§ Task instructions: The answer is one number: how many lines hold the string "Service".
________
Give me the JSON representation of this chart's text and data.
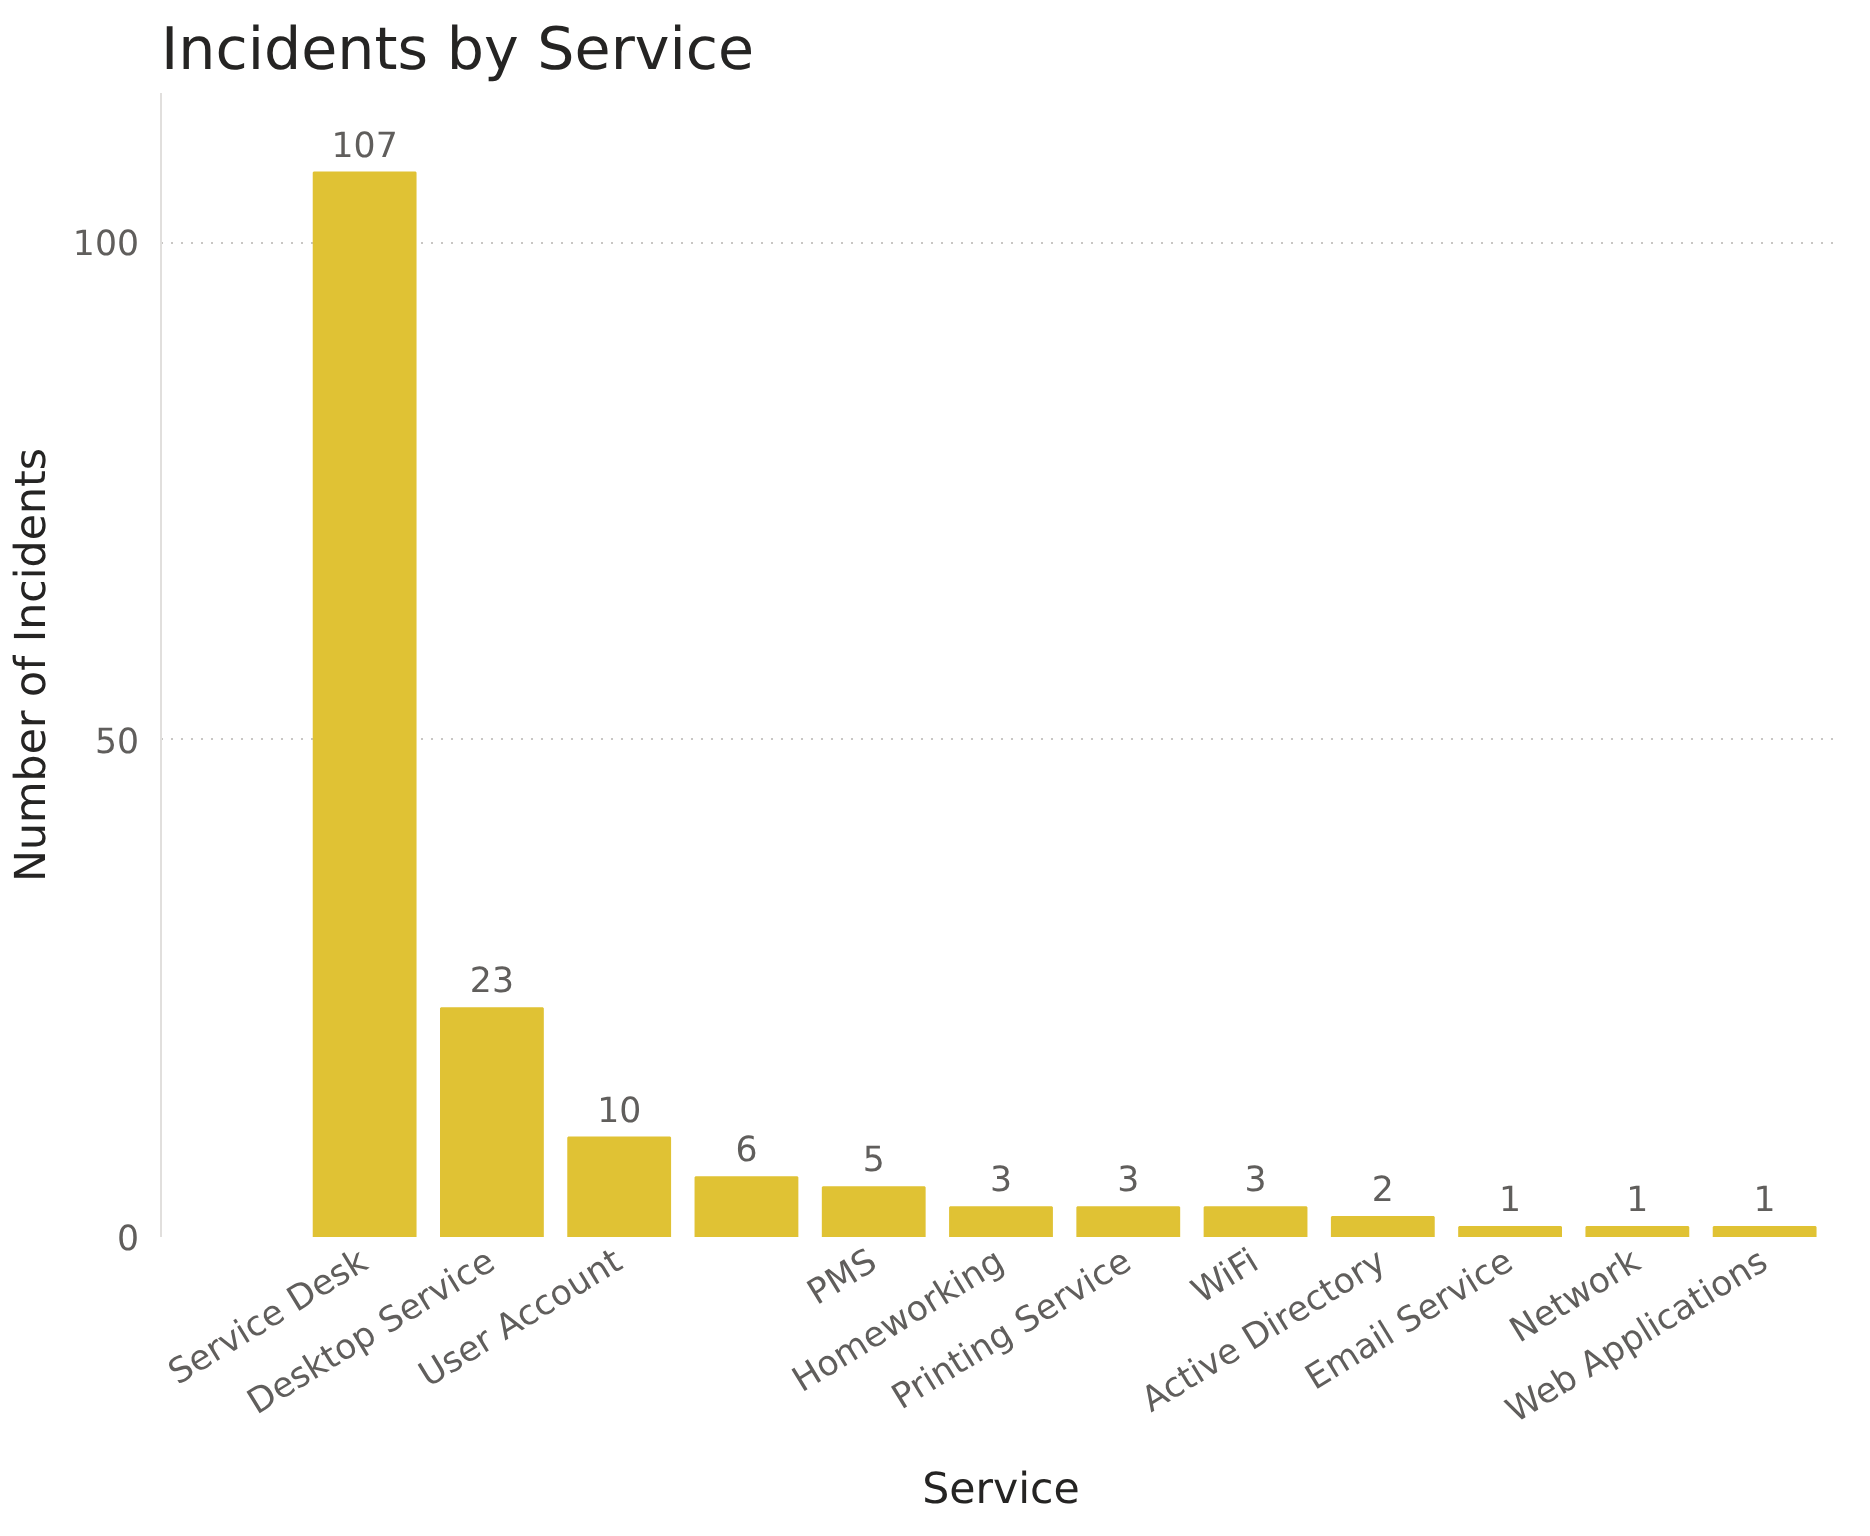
{
  "chart_data": {
    "type": "bar",
    "title": "Incidents by Service",
    "xlabel": "Service",
    "ylabel": "Number of Incidents",
    "categories": [
      "Service Desk",
      "Desktop Service",
      "User Account",
      null,
      "PMS",
      "Homeworking",
      "Printing Service",
      "WiFi",
      "Active Directory",
      "Email Service",
      "Network",
      "Web Applications"
    ],
    "values": [
      107,
      23,
      10,
      6,
      5,
      3,
      3,
      3,
      2,
      1,
      1,
      1
    ],
    "color": "#e0c234",
    "ylim": [
      0,
      115
    ],
    "yticks": [
      0,
      50,
      100
    ],
    "grid": "y",
    "data_labels": true
  }
}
________
§ Exercise response: 6